'''

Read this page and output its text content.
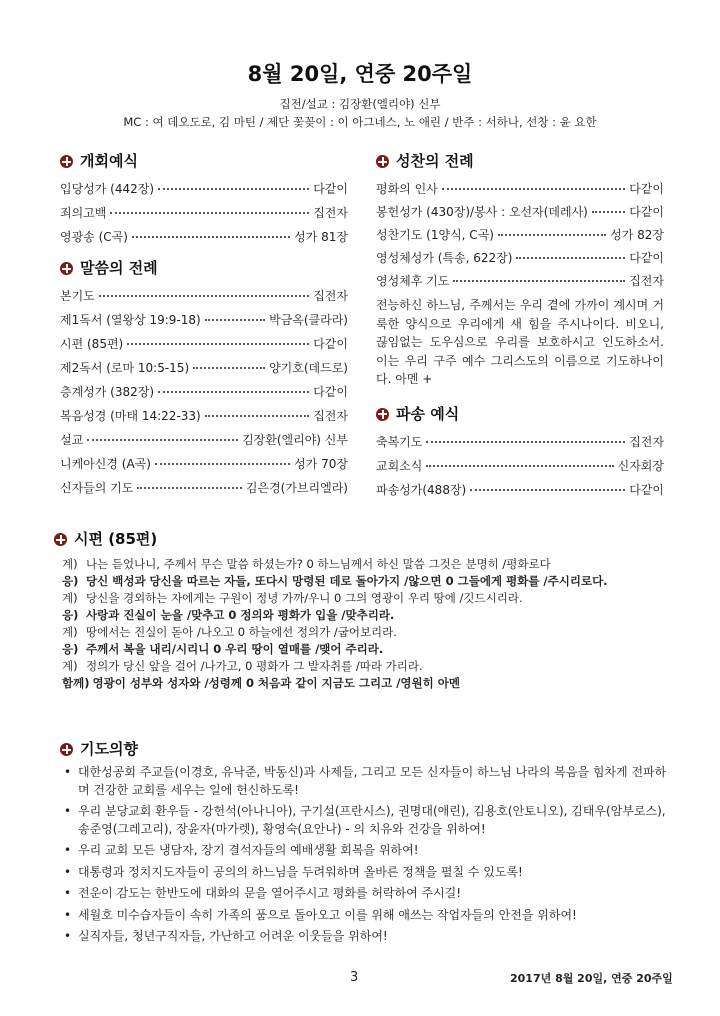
8월 20일, 연중 20주일
집전/설교 : 김장환(엘리야) 신부
MC : 여 데오도로, 김 마틴 / 제단 꽃꽂이 : 이 아그네스, 노 애린 / 반주 : 서하나, 선창 : 윤 요한
개회예식
입당성가 (442장)	다같이
죄의고백	집전자
영광송 (C곡)	성가 81장
말씀의 전례
본기도	집전자
제1독서 (열왕상 19:9-18)	박금옥(클라라)
시편 (85편)	다같이
제2독서 (로마 10:5-15)	양기호(데드로)
층계성가 (382장)	다같이
복음성경 (마태 14:22-33)	집전자
설교	김장환(엘리야) 신부
니케아신경 (A곡)	성가 70장
신자들의 기도	김은경(가브리엘라)
성찬의 전례
평화의 인사	다같이
봉헌성가 (430장)/봉사 : 오선자(데레사)	다같이
성찬기도 (1양식, C곡)	성가 82장
영성체성가 (특송, 622장)	다같이
영성체후 기도	집전자
전능하신 하느님, 주께서는 우리 곁에 가까이 계시며 거룩한 양식으로 우리에게 새 힘을 주시나이다. 비오니, 끊임없는 도우심으로 우리를 보호하시고 인도하소서. 이는 우리 구주 예수 그리스도의 이름으로 기도하나이다. 아멘 +
파송 예식
축복기도	집전자
교회소식	신자회장
파송성가(488장)	다같이
시편 (85편)
계) 나는 듣었나니, 주께서 무슨 말씀 하셨는가? 0 하느님께서 하신 말씀 그것은 분명히 /평화로다
응) 당신 백성과 당신을 따르는 자들, 또다시 망령된 데로 돌아가지 /않으면 0 그들에게 평화를 /주시리로다.
계) 당신을 경외하는 자에게는 구원이 정녕 가까/우니 0 그의 영광이 우리 땅에 /깃드시리라.
응) 사랑과 진실이 눈을 /맞추고 0 정의와 평화가 입을 /맞추리라.
계) 땅에서는 진실이 돋아 /나오고 0 하늘에선 정의가 /굽어보리라.
응) 주께서 복을 내리/시리니 0 우리 땅이 열매를 /맺어 주리라.
계) 정의가 당신 앞을 걸어 /나가고, 0 평화가 그 발자취를 /따라 가리라.
함께) 영광이 성부와 성자와 /성령께 0 처음과 같이 지금도 그리고 /영원히 아멘
기도의향
• 대한성공회 주교들(이경호, 유낙준, 박동신)과 사제들, 그리고 모든 신자들이 하느님 나라의 복음을 힘차게 전파하며 건강한 교회를 세우는 일에 헌신하도록!
• 우리 분당교회 환우들 - 강헌석(아나니아), 구기설(프란시스), 권명대(애린), 김용호(안토니오), 김태우(암부로스), 송준영(그레고리), 장윤자(마가렛), 황영숙(요안나) - 의 치유와 건강을 위하여!
• 우리 교회 모든 냉담자, 장기 결석자들의 예배생활 회복을 위하여!
• 대통령과 정치지도자들이 공의의 하느님을 두려워하며 올바른 정책을 펼칠 수 있도록!
• 전운이 감도는 한반도에 대화의 문을 열어주시고 평화를 허락하여 주시길!
• 세월호 미수습자들이 속히 가족의 품으로 돌아오고 이를 위해 애쓰는 작업자들의 안전을 위하여!
• 실직자들, 청년구직자들, 가난하고 어려운 이웃들을 위하여!
3	2017년 8월 20일, 연중 20주일
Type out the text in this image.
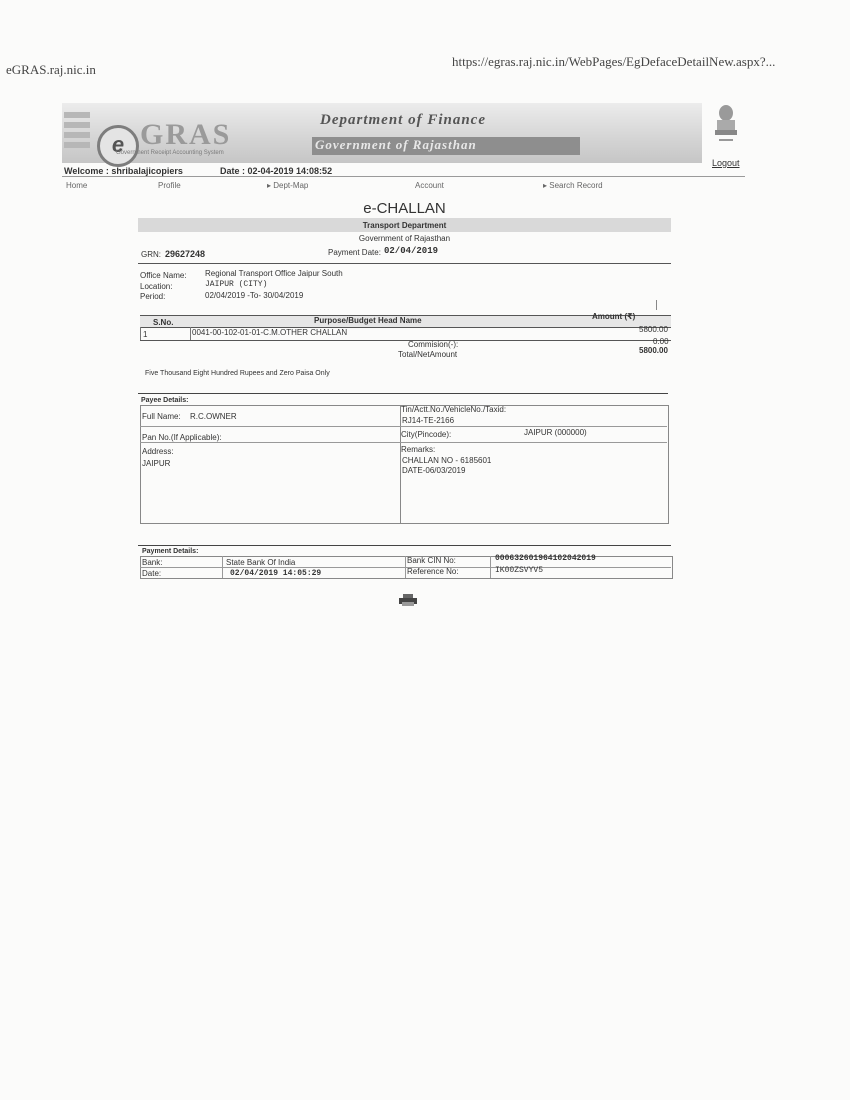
eGRAS.raj.nic.in
https://egras.raj.nic.in/WebPages/EgDefaceDetailNew.aspx?...
e GRAS
Government Receipt Accounting System
Department of Finance
Government of Rajasthan
Logout
Welcome : shribalajicopiers	Date : 02-04-2019 14:08:52
Home	Profile	▸ Dept-Map	Account	▸ Search Record
e-CHALLAN
Transport Department
Government of Rajasthan
GRN: 29627248	Payment Date: 02/04/2019
Office Name: Regional Transport Office Jaipur South
Location:	JAIPUR (CITY)
Period:	02/04/2019 -To- 30/04/2019
S.No.	Purpose/Budget Head Name	Amount (₹)
1	0041-00-102-01-01-C.M.OTHER CHALLAN	5800.00
Commision(-):	0.00
Total/NetAmount	5800.00
Five Thousand Eight Hundred Rupees and Zero Paisa Only
Payee Details:
Full Name: R.C.OWNER
Tin/Actt.No./VehicleNo./Taxid:
RJ14-TE-2166
Pan No.(If Applicable):	City(Pincode):	JAIPUR (000000)
Address:
JAIPUR
Remarks:
CHALLAN NO - 6185601
DATE-06/03/2019
Payment Details:
Bank:	State Bank Of India	Bank CIN No:	00063260196410204201​9
Date:	02/04/2019 14:05:29	Reference No:	IK00ZSVYV5
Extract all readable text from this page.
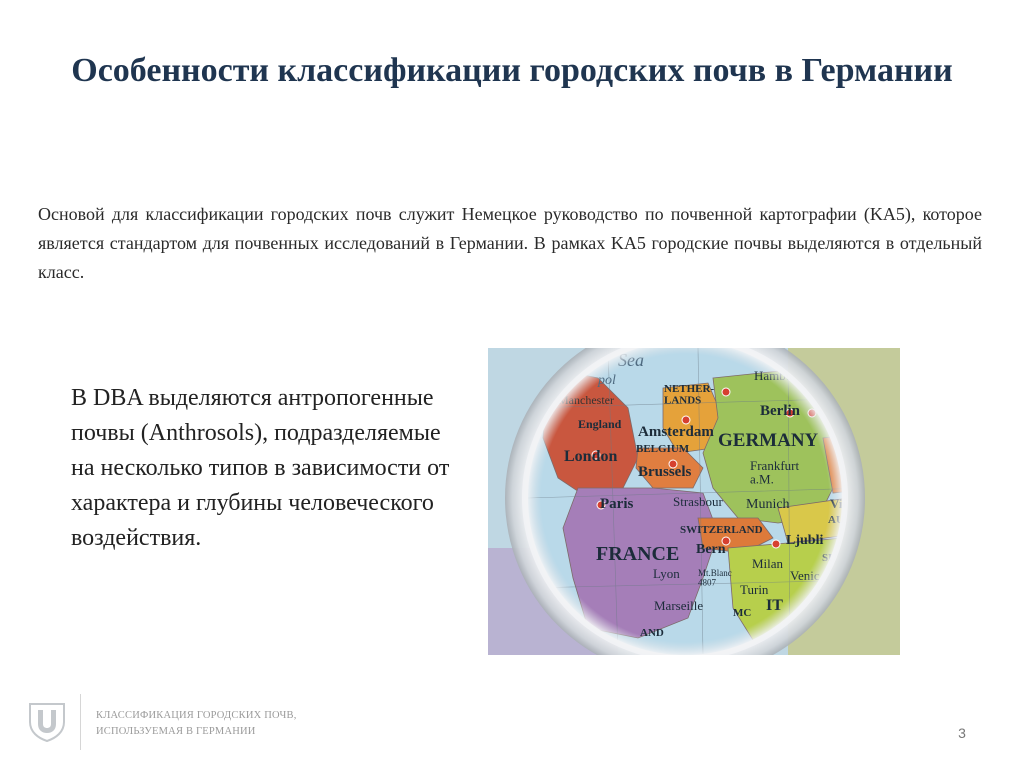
Особенности классификации городских почв в Германии
Основой для классификации городских почв служит Немецкое руководство по почвенной картографии (KA5), которое является стандартом для почвенных исследований в Германии. В рамках KA5 городские почвы выделяются в отдельный класс.
В DBA выделяются антропогенные почвы (Anthrosols), подразделяемые на несколько типов в зависимости от характера и глубины человеческого воздействия.
КЛАССИФИКАЦИЯ ГОРОДСКИХ ПОЧВ,
ИСПОЛЬЗУЕМАЯ В ГЕРМАНИИ	3
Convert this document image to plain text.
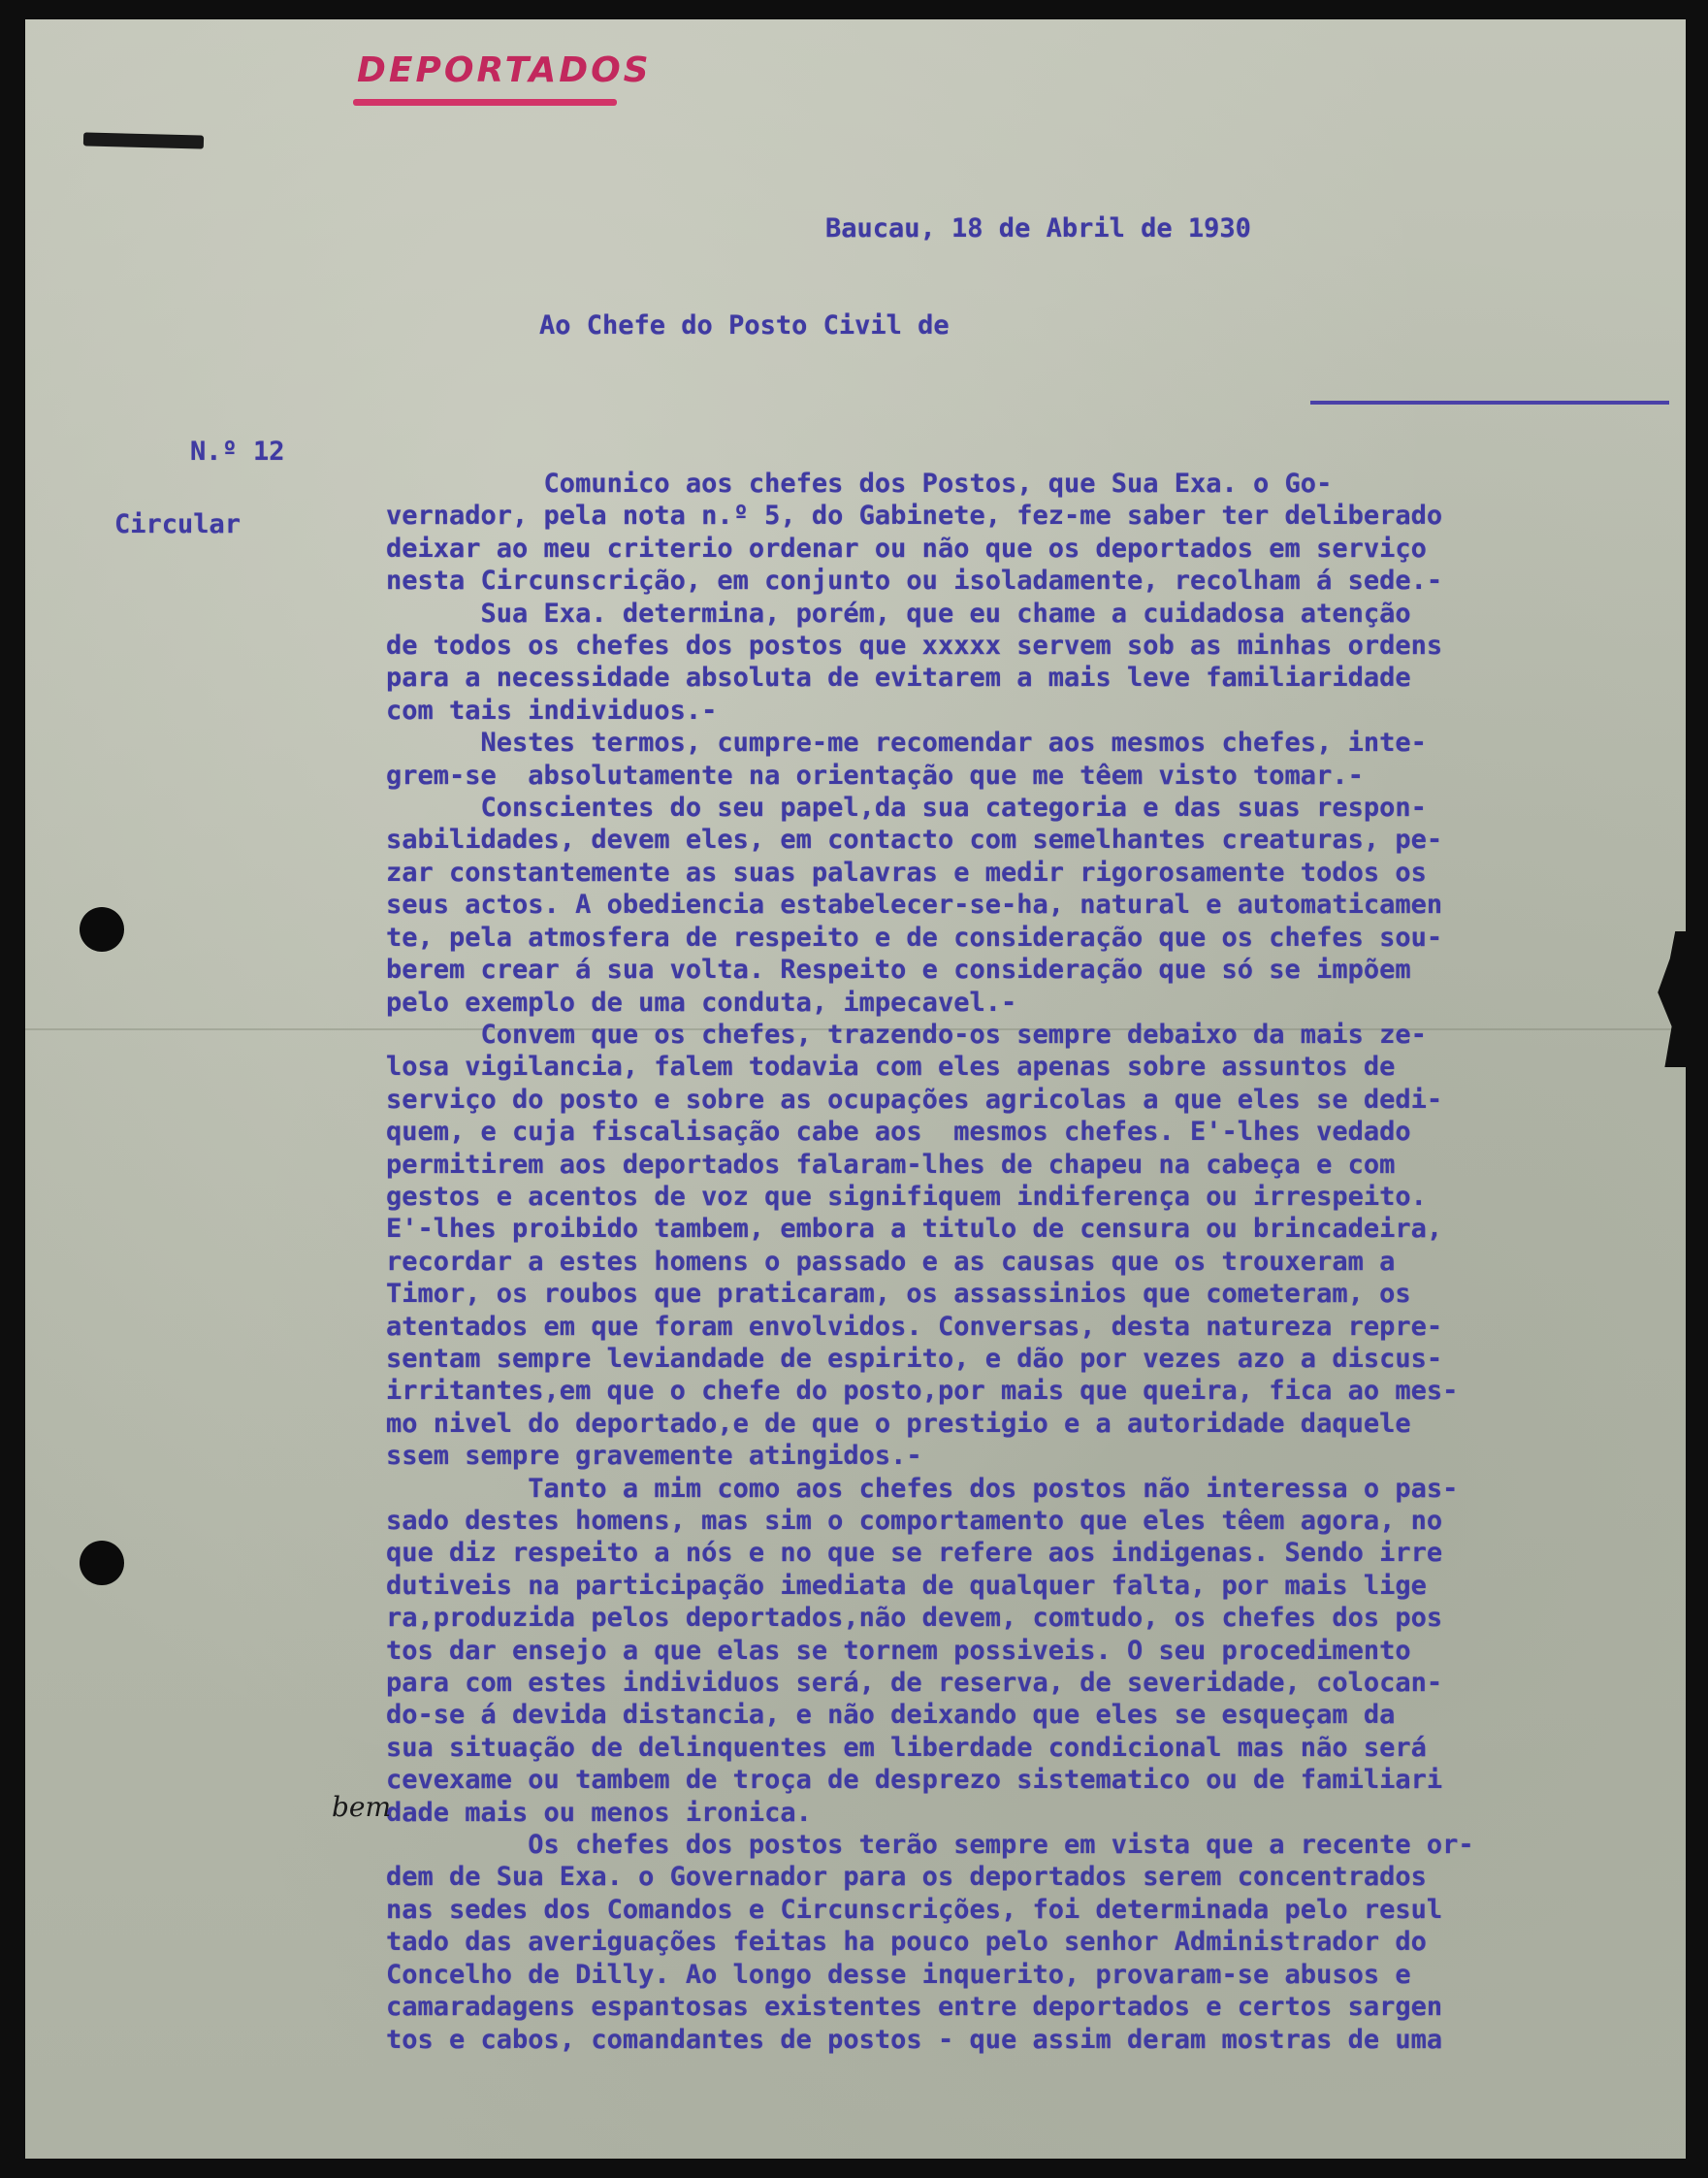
DEPORTADOS
Baucau, 18 de Abril de 1930
Ao Chefe do Posto Civil de
N.º 12
Circular

Comunico aos chefes dos Postos, que Sua Exa. o Go-

vernador, pela nota n.º 5, do Gabinete, fez-me saber ter deliberado

deixar ao meu criterio ordenar ou não que os deportados em serviço

nesta Circunscrição, em conjunto ou isoladamente, recolham á sede.-

Sua Exa. determina, porém, que eu chame a cuidadosa atenção

de todos os chefes dos postos que xxxxx servem sob as minhas ordens

para a necessidade absoluta de evitarem a mais leve familiaridade

com tais individuos.-

Nestes termos, cumpre-me recomendar aos mesmos chefes, inte-

grem-se  absolutamente na orientação que me têem visto tomar.-

Conscientes do seu papel,da sua categoria e das suas respon-

sabilidades, devem eles, em contacto com semelhantes creaturas, pe-

zar constantemente as suas palavras e medir rigorosamente todos os

seus actos. A obediencia estabelecer-se-ha, natural e automaticamen

te, pela atmosfera de respeito e de consideração que os chefes sou-

berem crear á sua volta. Respeito e consideração que só se impõem

pelo exemplo de uma conduta, impecavel.-

Convem que os chefes, trazendo-os sempre debaixo da mais ze-

losa vigilancia, falem todavia com eles apenas sobre assuntos de

serviço do posto e sobre as ocupações agricolas a que eles se dedi-

quem, e cuja fiscalisação cabe aos  mesmos chefes. E'-lhes vedado

permitirem aos deportados falaram-lhes de chapeu na cabeça e com

gestos e acentos de voz que signifiquem indiferença ou irrespeito.

E'-lhes proibido tambem, embora a titulo de censura ou brincadeira,

recordar a estes homens o passado e as causas que os trouxeram a

Timor, os roubos que praticaram, os assassinios que cometeram, os

atentados em que foram envolvidos. Conversas, desta natureza repre-

sentam sempre leviandade de espirito, e dão por vezes azo a discus-

irritantes,em que o chefe do posto,por mais que queira, fica ao mes-

mo nivel do deportado,e de que o prestigio e a autoridade daquele

ssem sempre gravemente atingidos.-

Tanto a mim como aos chefes dos postos não interessa o pas-

sado destes homens, mas sim o comportamento que eles têem agora, no

que diz respeito a nós e no que se refere aos indigenas. Sendo irre

dutiveis na participação imediata de qualquer falta, por mais lige

ra,produzida pelos deportados,não devem, comtudo, os chefes dos pos

tos dar ensejo a que elas se tornem possiveis. O seu procedimento

para com estes individuos será, de reserva, de severidade, colocan-

do-se á devida distancia, e não deixando que eles se esqueçam da

sua situação de delinquentes em liberdade condicional mas não será

cevexame ou tambem de troça de desprezo sistematico ou de familiari

dade mais ou menos ironica.

Os chefes dos postos terão sempre em vista que a recente or-

dem de Sua Exa. o Governador para os deportados serem concentrados

nas sedes dos Comandos e Circunscrições, foi determinada pelo resul

tado das averiguações feitas ha pouco pelo senhor Administrador do

Concelho de Dilly. Ao longo desse inquerito, provaram-se abusos e

camaradagens espantosas existentes entre deportados e certos sargen

tos e cabos, comandantes de postos - que assim deram mostras de uma

bem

'''

• Goal of the exercise: Select from the material above each line in which the string "chefes" appears, and list those lines.

• Solution for this exercise:
Comunico aos chefes dos Postos, que Sua Exa. o Go-
de todos os chefes dos postos que xxxxx servem sob as minhas ordens
Nestes termos, cumpre-me recomendar aos mesmos chefes, inte-
te, pela atmosfera de respeito e de consideração que os chefes sou-
Convem que os chefes, trazendo-os sempre debaixo da mais ze-
quem, e cuja fiscalisação cabe aos  mesmos chefes. E'-lhes vedado
Tanto a mim como aos chefes dos postos não interessa o pas-
ra,produzida pelos deportados,não devem, comtudo, os chefes dos pos
Os chefes dos postos terão sempre em vista que a recente or-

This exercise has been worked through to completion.